### Task to carry out
Reproduce the listing below word for word, with no pictures.

Some records
# # # # #

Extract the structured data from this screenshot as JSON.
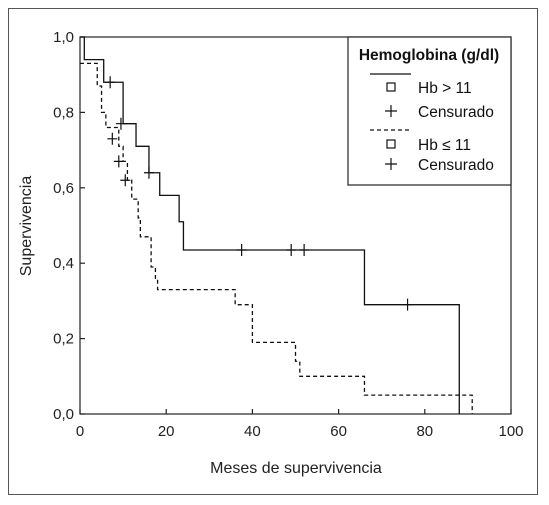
{
  "chart_data": {
    "type": "line",
    "xlabel": "Meses de supervivencia",
    "ylabel": "Supervivencia",
    "xlim": [
      0,
      100
    ],
    "ylim": [
      0,
      1
    ],
    "x_ticks": [
      0,
      20,
      40,
      60,
      80,
      100
    ],
    "y_ticks": [
      "0,0",
      "0,2",
      "0,4",
      "0,6",
      "0,8",
      "1,0"
    ],
    "y_tick_values": [
      0,
      0.2,
      0.4,
      0.6,
      0.8,
      1.0
    ],
    "grid": false,
    "legend": {
      "position": "top-right",
      "title": "Hemoglobina (g/dl)",
      "entries": [
        {
          "series": "Hb > 11",
          "marker_label": "Hb > 11",
          "censor_label": "Censurado",
          "line_style": "solid"
        },
        {
          "series": "Hb ≤ 11",
          "marker_label": "Hb ≤ 11",
          "censor_label": "Censurado",
          "line_style": "dashed"
        }
      ]
    },
    "series": [
      {
        "name": "Hb > 11",
        "line_style": "solid",
        "steps": [
          [
            0,
            1.0
          ],
          [
            1,
            0.94
          ],
          [
            5.5,
            0.88
          ],
          [
            10,
            0.77
          ],
          [
            13,
            0.71
          ],
          [
            16,
            0.64
          ],
          [
            18.5,
            0.58
          ],
          [
            23,
            0.51
          ],
          [
            24,
            0.435
          ],
          [
            66,
            0.29
          ],
          [
            88,
            0.0
          ]
        ],
        "end_x": 88,
        "censored": [
          [
            7,
            0.88
          ],
          [
            9.5,
            0.77
          ],
          [
            16,
            0.64
          ],
          [
            37.5,
            0.435
          ],
          [
            49,
            0.435
          ],
          [
            52,
            0.435
          ],
          [
            76,
            0.29
          ]
        ]
      },
      {
        "name": "Hb ≤ 11",
        "line_style": "dashed",
        "steps": [
          [
            0,
            0.93
          ],
          [
            4,
            0.87
          ],
          [
            5,
            0.8
          ],
          [
            6,
            0.76
          ],
          [
            9,
            0.71
          ],
          [
            10,
            0.67
          ],
          [
            11,
            0.62
          ],
          [
            12,
            0.57
          ],
          [
            13.5,
            0.52
          ],
          [
            14,
            0.47
          ],
          [
            16.5,
            0.39
          ],
          [
            17.5,
            0.36
          ],
          [
            18,
            0.33
          ],
          [
            36,
            0.29
          ],
          [
            40,
            0.19
          ],
          [
            50,
            0.14
          ],
          [
            51,
            0.1
          ],
          [
            66,
            0.05
          ],
          [
            91,
            0.0
          ]
        ],
        "end_x": 91,
        "censored": [
          [
            7.5,
            0.73
          ],
          [
            9,
            0.67
          ],
          [
            10.5,
            0.62
          ]
        ]
      }
    ]
  }
}
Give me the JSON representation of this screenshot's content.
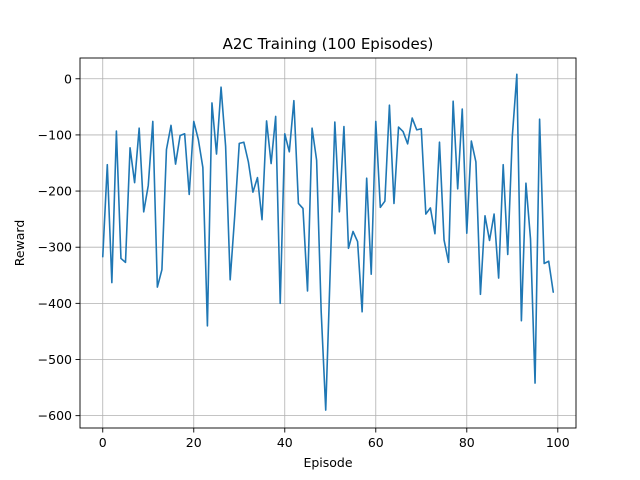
{
  "chart_data": {
    "type": "line",
    "title": "A2C Training (100 Episodes)",
    "xlabel": "Episode",
    "ylabel": "Reward",
    "xlim": [
      -5,
      104
    ],
    "ylim": [
      -622,
      37
    ],
    "xticks": [
      0,
      20,
      40,
      60,
      80,
      100
    ],
    "yticks": [
      0,
      -100,
      -200,
      -300,
      -400,
      -500,
      -600
    ],
    "xtick_labels": [
      "0",
      "20",
      "40",
      "60",
      "80",
      "100"
    ],
    "ytick_labels": [
      "0",
      "−100",
      "−200",
      "−300",
      "−400",
      "−500",
      "−600"
    ],
    "grid": true,
    "line_color": "#1f77b4",
    "x": [
      0,
      1,
      2,
      3,
      4,
      5,
      6,
      7,
      8,
      9,
      10,
      11,
      12,
      13,
      14,
      15,
      16,
      17,
      18,
      19,
      20,
      21,
      22,
      23,
      24,
      25,
      26,
      27,
      28,
      29,
      30,
      31,
      32,
      33,
      34,
      35,
      36,
      37,
      38,
      39,
      40,
      41,
      42,
      43,
      44,
      45,
      46,
      47,
      48,
      49,
      50,
      51,
      52,
      53,
      54,
      55,
      56,
      57,
      58,
      59,
      60,
      61,
      62,
      63,
      64,
      65,
      66,
      67,
      68,
      69,
      70,
      71,
      72,
      73,
      74,
      75,
      76,
      77,
      78,
      79,
      80,
      81,
      82,
      83,
      84,
      85,
      86,
      87,
      88,
      89,
      90,
      91,
      92,
      93,
      94,
      95,
      96,
      97,
      98,
      99
    ],
    "series": [
      {
        "values": [
          -317,
          -153,
          -363,
          -93,
          -320,
          -327,
          -123,
          -185,
          -88,
          -237,
          -190,
          -76,
          -371,
          -340,
          -126,
          -83,
          -152,
          -101,
          -98,
          -206,
          -76,
          -108,
          -158,
          -440,
          -43,
          -134,
          -15,
          -120,
          -358,
          -244,
          -115,
          -113,
          -148,
          -202,
          -176,
          -251,
          -75,
          -151,
          -67,
          -400,
          -98,
          -130,
          -39,
          -222,
          -231,
          -378,
          -88,
          -145,
          -414,
          -590,
          -338,
          -77,
          -237,
          -85,
          -302,
          -272,
          -290,
          -415,
          -177,
          -348,
          -76,
          -229,
          -218,
          -47,
          -222,
          -86,
          -94,
          -116,
          -70,
          -91,
          -89,
          -241,
          -230,
          -276,
          -113,
          -287,
          -327,
          -40,
          -196,
          -54,
          -275,
          -111,
          -148,
          -384,
          -244,
          -288,
          -241,
          -355,
          -153,
          -313,
          -103,
          8,
          -431,
          -186,
          -285,
          -542,
          -72,
          -329,
          -325,
          -380
        ]
      }
    ]
  }
}
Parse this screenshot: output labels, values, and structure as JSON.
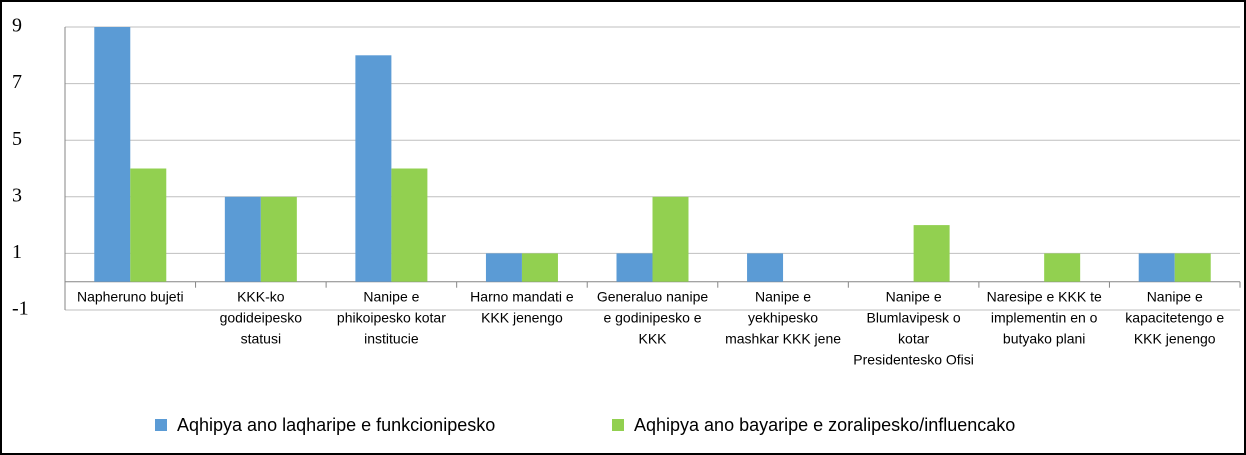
{
  "chart_data": {
    "type": "bar",
    "categories": [
      "Napheruno bujeti",
      "KKK-ko godideipesko statusi",
      "Nanipe e phikoipesko kotar institucie",
      "Harno mandati e KKK jenengo",
      "Generaluo nanipe e godinipesko e KKK",
      "Nanipe e yekhipesko mashkar KKK jene",
      "Nanipe e Blumlavipesk o kotar Presidentesko Ofisi",
      "Naresipe e KKK te implementin en o butyako plani",
      "Nanipe e kapacitetengo e KKK jenengo"
    ],
    "series": [
      {
        "name": "Aqhipya ano laqharipe e funkcionipesko",
        "color": "#5b9bd5",
        "values": [
          9,
          3,
          8,
          1,
          1,
          1,
          0,
          0,
          1
        ]
      },
      {
        "name": "Aqhipya ano bayaripe e zoralipesko/influencako",
        "color": "#92d050",
        "values": [
          4,
          3,
          4,
          1,
          3,
          0,
          2,
          1,
          1
        ]
      }
    ],
    "ylim": [
      -1,
      9
    ],
    "yticks": [
      -1,
      1,
      3,
      5,
      7,
      9
    ],
    "grid": true,
    "legend": "bottom"
  }
}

# # # # #

### Completed exercise
Extract the structured data from this screenshot as JSON.
{
  "chart_data": {
    "type": "line",
    "xlabel": "Meses de supervivencia",
    "ylabel": "Supervivencia",
    "xlim": [
      0,
      100
    ],
    "ylim": [
      0,
      1
    ],
    "x_ticks": [
      0,
      20,
      40,
      60,
      80,
      100
    ],
    "y_ticks": [
      "0,0",
      "0,2",
      "0,4",
      "0,6",
      "0,8",
      "1,0"
    ],
    "y_tick_values": [
      0,
      0.2,
      0.4,
      0.6,
      0.8,
      1.0
    ],
    "grid": false,
    "legend": {
      "position": "top-right",
      "title": "Hemoglobina (g/dl)",
      "entries": [
        {
          "series": "Hb > 11",
          "marker_label": "Hb > 11",
          "censor_label": "Censurado",
          "line_style": "solid"
        },
        {
          "series": "Hb ≤ 11",
          "marker_label": "Hb ≤ 11",
          "censor_label": "Censurado",
          "line_style": "dashed"
        }
      ]
    },
    "series": [
      {
        "name": "Hb > 11",
        "line_style": "solid",
        "steps": [
          [
            0,
            1.0
          ],
          [
            1,
            0.94
          ],
          [
            5.5,
            0.88
          ],
          [
            10,
            0.77
          ],
          [
            13,
            0.71
          ],
          [
            16,
            0.64
          ],
          [
            18.5,
            0.58
          ],
          [
            23,
            0.51
          ],
          [
            24,
            0.435
          ],
          [
            66,
            0.29
          ],
          [
            88,
            0.0
          ]
        ],
        "end_x": 88,
        "censored": [
          [
            7,
            0.88
          ],
          [
            9.5,
            0.77
          ],
          [
            16,
            0.64
          ],
          [
            37.5,
            0.435
          ],
          [
            49,
            0.435
          ],
          [
            52,
            0.435
          ],
          [
            76,
            0.29
          ]
        ]
      },
      {
        "name": "Hb ≤ 11",
        "line_style": "dashed",
        "steps": [
          [
            0,
            0.93
          ],
          [
            4,
            0.87
          ],
          [
            5,
            0.8
          ],
          [
            6,
            0.76
          ],
          [
            9,
            0.71
          ],
          [
            10,
            0.67
          ],
          [
            11,
            0.62
          ],
          [
            12,
            0.57
          ],
          [
            13.5,
            0.52
          ],
          [
            14,
            0.47
          ],
          [
            16.5,
            0.39
          ],
          [
            17.5,
            0.36
          ],
          [
            18,
            0.33
          ],
          [
            36,
            0.29
          ],
          [
            40,
            0.19
          ],
          [
            50,
            0.14
          ],
          [
            51,
            0.1
          ],
          [
            66,
            0.05
          ],
          [
            91,
            0.0
          ]
        ],
        "end_x": 91,
        "censored": [
          [
            7.5,
            0.73
          ],
          [
            9,
            0.67
          ],
          [
            10.5,
            0.62
          ]
        ]
      }
    ]
  }
}
Give me the JSON representation of this screenshot's content.
{
  "chart_data": {
    "type": "line",
    "title": "A2C Training (100 Episodes)",
    "xlabel": "Episode",
    "ylabel": "Reward",
    "xlim": [
      -5,
      104
    ],
    "ylim": [
      -622,
      37
    ],
    "xticks": [
      0,
      20,
      40,
      60,
      80,
      100
    ],
    "yticks": [
      0,
      -100,
      -200,
      -300,
      -400,
      -500,
      -600
    ],
    "xtick_labels": [
      "0",
      "20",
      "40",
      "60",
      "80",
      "100"
    ],
    "ytick_labels": [
      "0",
      "−100",
      "−200",
      "−300",
      "−400",
      "−500",
      "−600"
    ],
    "grid": true,
    "line_color": "#1f77b4",
    "x": [
      0,
      1,
      2,
      3,
      4,
      5,
      6,
      7,
      8,
      9,
      10,
      11,
      12,
      13,
      14,
      15,
      16,
      17,
      18,
      19,
      20,
      21,
      22,
      23,
      24,
      25,
      26,
      27,
      28,
      29,
      30,
      31,
      32,
      33,
      34,
      35,
      36,
      37,
      38,
      39,
      40,
      41,
      42,
      43,
      44,
      45,
      46,
      47,
      48,
      49,
      50,
      51,
      52,
      53,
      54,
      55,
      56,
      57,
      58,
      59,
      60,
      61,
      62,
      63,
      64,
      65,
      66,
      67,
      68,
      69,
      70,
      71,
      72,
      73,
      74,
      75,
      76,
      77,
      78,
      79,
      80,
      81,
      82,
      83,
      84,
      85,
      86,
      87,
      88,
      89,
      90,
      91,
      92,
      93,
      94,
      95,
      96,
      97,
      98,
      99
    ],
    "series": [
      {
        "values": [
          -317,
          -153,
          -363,
          -93,
          -320,
          -327,
          -123,
          -185,
          -88,
          -237,
          -190,
          -76,
          -371,
          -340,
          -126,
          -83,
          -152,
          -101,
          -98,
          -206,
          -76,
          -108,
          -158,
          -440,
          -43,
          -134,
          -15,
          -120,
          -358,
          -244,
          -115,
          -113,
          -148,
          -202,
          -176,
          -251,
          -75,
          -151,
          -67,
          -400,
          -98,
          -130,
          -39,
          -222,
          -231,
          -378,
          -88,
          -145,
          -414,
          -590,
          -338,
          -77,
          -237,
          -85,
          -302,
          -272,
          -290,
          -415,
          -177,
          -348,
          -76,
          -229,
          -218,
          -47,
          -222,
          -86,
          -94,
          -116,
          -70,
          -91,
          -89,
          -241,
          -230,
          -276,
          -113,
          -287,
          -327,
          -40,
          -196,
          -54,
          -275,
          -111,
          -148,
          -384,
          -244,
          -288,
          -241,
          -355,
          -153,
          -313,
          -103,
          8,
          -431,
          -186,
          -285,
          -542,
          -72,
          -329,
          -325,
          -380
        ]
      }
    ]
  }
}
Parse this screenshot: output labels, values, and structure as JSON.
{
  "chart_data": {
    "type": "bar",
    "categories": [
      "Napheruno bujeti",
      "KKK-ko godideipesko statusi",
      "Nanipe e phikoipesko kotar institucie",
      "Harno mandati e KKK jenengo",
      "Generaluo nanipe e godinipesko e KKK",
      "Nanipe e yekhipesko mashkar KKK jene",
      "Nanipe e Blumlavipesk o kotar Presidentesko Ofisi",
      "Naresipe e KKK te implementin en o butyako plani",
      "Nanipe e kapacitetengo e KKK jenengo"
    ],
    "series": [
      {
        "name": "Aqhipya ano laqharipe e funkcionipesko",
        "color": "#5b9bd5",
        "values": [
          9,
          3,
          8,
          1,
          1,
          1,
          0,
          0,
          1
        ]
      },
      {
        "name": "Aqhipya ano bayaripe e zoralipesko/influencako",
        "color": "#92d050",
        "values": [
          4,
          3,
          4,
          1,
          3,
          0,
          2,
          1,
          1
        ]
      }
    ],
    "ylim": [
      -1,
      9
    ],
    "yticks": [
      -1,
      1,
      3,
      5,
      7,
      9
    ],
    "grid": true,
    "legend": "bottom"
  }
}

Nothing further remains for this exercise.